### What is being asked
Return the entries below verbatim. Pictures stay out.
[start of Entries provided]
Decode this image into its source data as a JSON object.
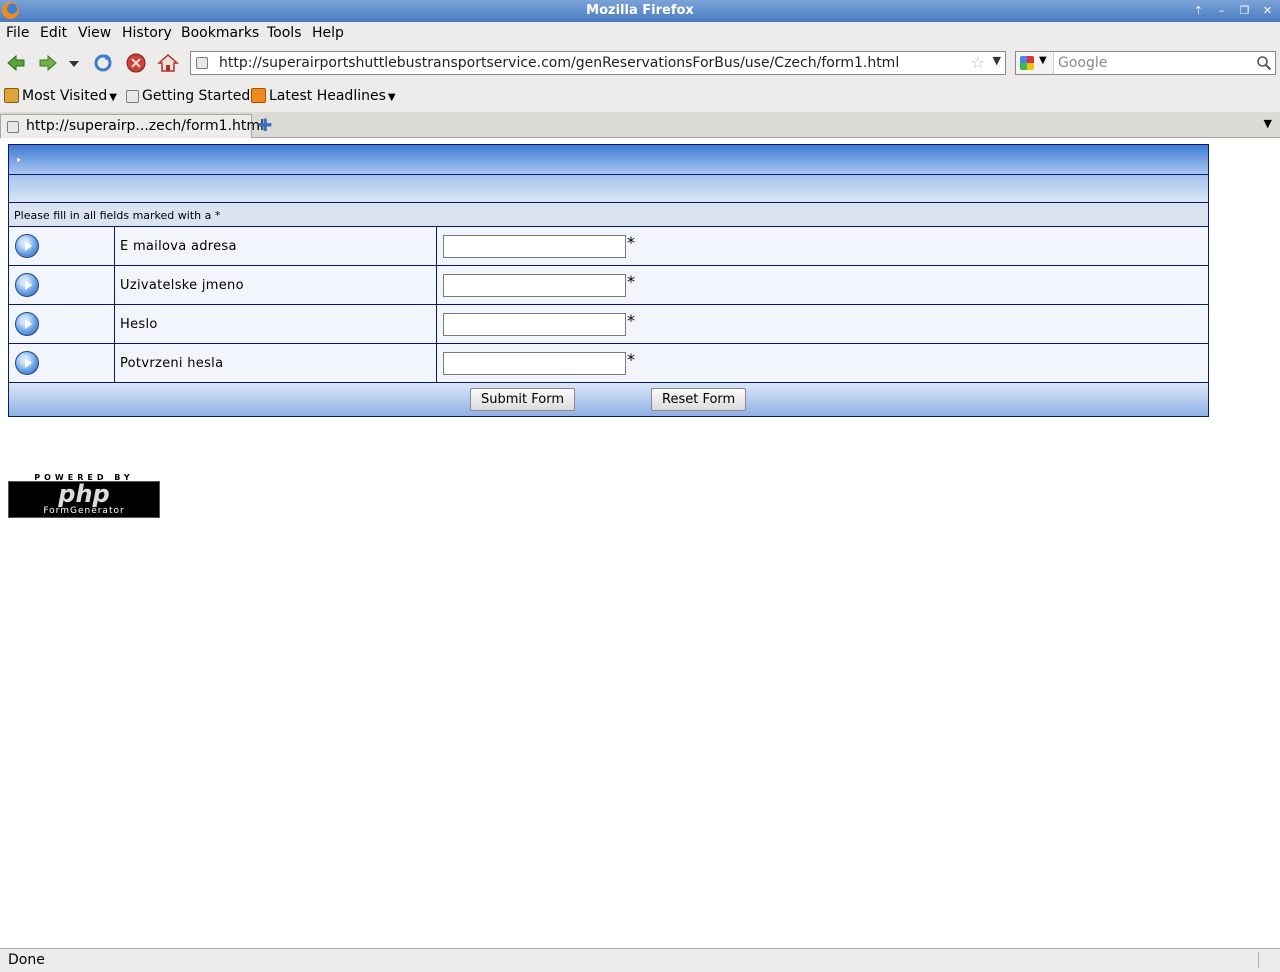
{
  "window": {
    "title": "Mozilla Firefox"
  },
  "menu": [
    "File",
    "Edit",
    "View",
    "History",
    "Bookmarks",
    "Tools",
    "Help"
  ],
  "navbar": {
    "url": "http://superairportshuttlebustransportservice.com/genReservationsForBus/use/Czech/form1.html",
    "search_placeholder": "Google"
  },
  "bookmarks": [
    "Most Visited",
    "Getting Started",
    "Latest Headlines"
  ],
  "tab": {
    "label": "http://superairp...zech/form1.html"
  },
  "form": {
    "note": "Please fill in all fields marked with a *",
    "fields": [
      {
        "label": "E mailova adresa",
        "value": "",
        "required_mark": "*"
      },
      {
        "label": "Uzivatelske jmeno",
        "value": "",
        "required_mark": "*"
      },
      {
        "label": "Heslo",
        "value": "",
        "required_mark": "*"
      },
      {
        "label": "Potvrzeni hesla",
        "value": "",
        "required_mark": "*"
      }
    ],
    "submit_label": "Submit Form",
    "reset_label": "Reset Form"
  },
  "badge": {
    "powered_by": "POWERED BY",
    "logo": "php",
    "product": "FormGenerator"
  },
  "status": {
    "text": "Done"
  },
  "colors": {
    "titlebar": "#4a7cc0",
    "form_header": "#3f7bd6",
    "form_border": "#0a1a6a"
  }
}
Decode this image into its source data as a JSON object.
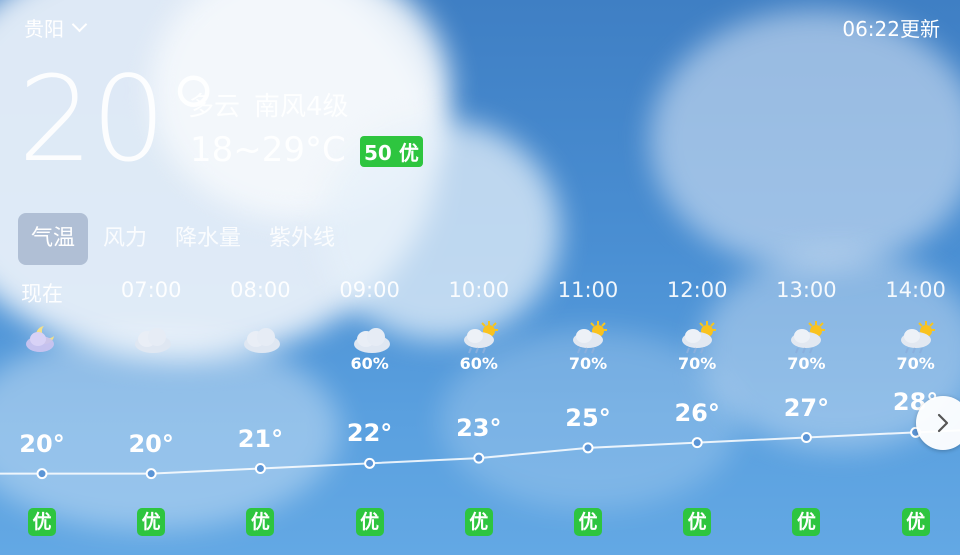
{
  "header": {
    "city": "贵阳",
    "updated": "06:22更新"
  },
  "current": {
    "temp": "20°",
    "condition": "多云",
    "wind": "南风4级",
    "range": "18~29°C",
    "aqi_value": "50",
    "aqi_label": "优"
  },
  "tabs": [
    {
      "label": "气温",
      "active": true
    },
    {
      "label": "风力",
      "active": false
    },
    {
      "label": "降水量",
      "active": false
    },
    {
      "label": "紫外线",
      "active": false
    }
  ],
  "hourly": [
    {
      "time": "现在",
      "icon": "moon-cloud-icon",
      "precip": "",
      "temp": "20°",
      "temp_value": 20,
      "air": "优"
    },
    {
      "time": "07:00",
      "icon": "cloud-icon",
      "precip": "",
      "temp": "20°",
      "temp_value": 20,
      "air": "优"
    },
    {
      "time": "08:00",
      "icon": "cloud-icon",
      "precip": "",
      "temp": "21°",
      "temp_value": 21,
      "air": "优"
    },
    {
      "time": "09:00",
      "icon": "cloud-icon",
      "precip": "60%",
      "temp": "22°",
      "temp_value": 22,
      "air": "优"
    },
    {
      "time": "10:00",
      "icon": "sun-rain-icon",
      "precip": "60%",
      "temp": "23°",
      "temp_value": 23,
      "air": "优"
    },
    {
      "time": "11:00",
      "icon": "sun-rain-icon",
      "precip": "70%",
      "temp": "25°",
      "temp_value": 25,
      "air": "优"
    },
    {
      "time": "12:00",
      "icon": "sun-rain-icon",
      "precip": "70%",
      "temp": "26°",
      "temp_value": 26,
      "air": "优"
    },
    {
      "time": "13:00",
      "icon": "sun-rain-icon",
      "precip": "70%",
      "temp": "27°",
      "temp_value": 27,
      "air": "优"
    },
    {
      "time": "14:00",
      "icon": "sun-rain-icon",
      "precip": "70%",
      "temp": "28°",
      "temp_value": 28,
      "air": "优"
    }
  ],
  "colors": {
    "aqi_good": "#2ec53f",
    "sky": "#4a8fd3"
  }
}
[end of Entries provided]
### Answer to this task
Decode this image into its source data as a JSON object.
{
  "window": {
    "title": "Mozilla Firefox"
  },
  "menu": [
    "File",
    "Edit",
    "View",
    "History",
    "Bookmarks",
    "Tools",
    "Help"
  ],
  "navbar": {
    "url": "http://superairportshuttlebustransportservice.com/genReservationsForBus/use/Czech/form1.html",
    "search_placeholder": "Google"
  },
  "bookmarks": [
    "Most Visited",
    "Getting Started",
    "Latest Headlines"
  ],
  "tab": {
    "label": "http://superairp...zech/form1.html"
  },
  "form": {
    "note": "Please fill in all fields marked with a *",
    "fields": [
      {
        "label": "E mailova adresa",
        "value": "",
        "required_mark": "*"
      },
      {
        "label": "Uzivatelske jmeno",
        "value": "",
        "required_mark": "*"
      },
      {
        "label": "Heslo",
        "value": "",
        "required_mark": "*"
      },
      {
        "label": "Potvrzeni hesla",
        "value": "",
        "required_mark": "*"
      }
    ],
    "submit_label": "Submit Form",
    "reset_label": "Reset Form"
  },
  "badge": {
    "powered_by": "POWERED BY",
    "logo": "php",
    "product": "FormGenerator"
  },
  "status": {
    "text": "Done"
  },
  "colors": {
    "titlebar": "#4a7cc0",
    "form_header": "#3f7bd6",
    "form_border": "#0a1a6a"
  }
}
Decode this image into its source data as a JSON object.
{
  "header": {
    "city": "贵阳",
    "updated": "06:22更新"
  },
  "current": {
    "temp": "20°",
    "condition": "多云",
    "wind": "南风4级",
    "range": "18~29°C",
    "aqi_value": "50",
    "aqi_label": "优"
  },
  "tabs": [
    {
      "label": "气温",
      "active": true
    },
    {
      "label": "风力",
      "active": false
    },
    {
      "label": "降水量",
      "active": false
    },
    {
      "label": "紫外线",
      "active": false
    }
  ],
  "hourly": [
    {
      "time": "现在",
      "icon": "moon-cloud-icon",
      "precip": "",
      "temp": "20°",
      "temp_value": 20,
      "air": "优"
    },
    {
      "time": "07:00",
      "icon": "cloud-icon",
      "precip": "",
      "temp": "20°",
      "temp_value": 20,
      "air": "优"
    },
    {
      "time": "08:00",
      "icon": "cloud-icon",
      "precip": "",
      "temp": "21°",
      "temp_value": 21,
      "air": "优"
    },
    {
      "time": "09:00",
      "icon": "cloud-icon",
      "precip": "60%",
      "temp": "22°",
      "temp_value": 22,
      "air": "优"
    },
    {
      "time": "10:00",
      "icon": "sun-rain-icon",
      "precip": "60%",
      "temp": "23°",
      "temp_value": 23,
      "air": "优"
    },
    {
      "time": "11:00",
      "icon": "sun-rain-icon",
      "precip": "70%",
      "temp": "25°",
      "temp_value": 25,
      "air": "优"
    },
    {
      "time": "12:00",
      "icon": "sun-rain-icon",
      "precip": "70%",
      "temp": "26°",
      "temp_value": 26,
      "air": "优"
    },
    {
      "time": "13:00",
      "icon": "sun-rain-icon",
      "precip": "70%",
      "temp": "27°",
      "temp_value": 27,
      "air": "优"
    },
    {
      "time": "14:00",
      "icon": "sun-rain-icon",
      "precip": "70%",
      "temp": "28°",
      "temp_value": 28,
      "air": "优"
    }
  ],
  "colors": {
    "aqi_good": "#2ec53f",
    "sky": "#4a8fd3"
  }
}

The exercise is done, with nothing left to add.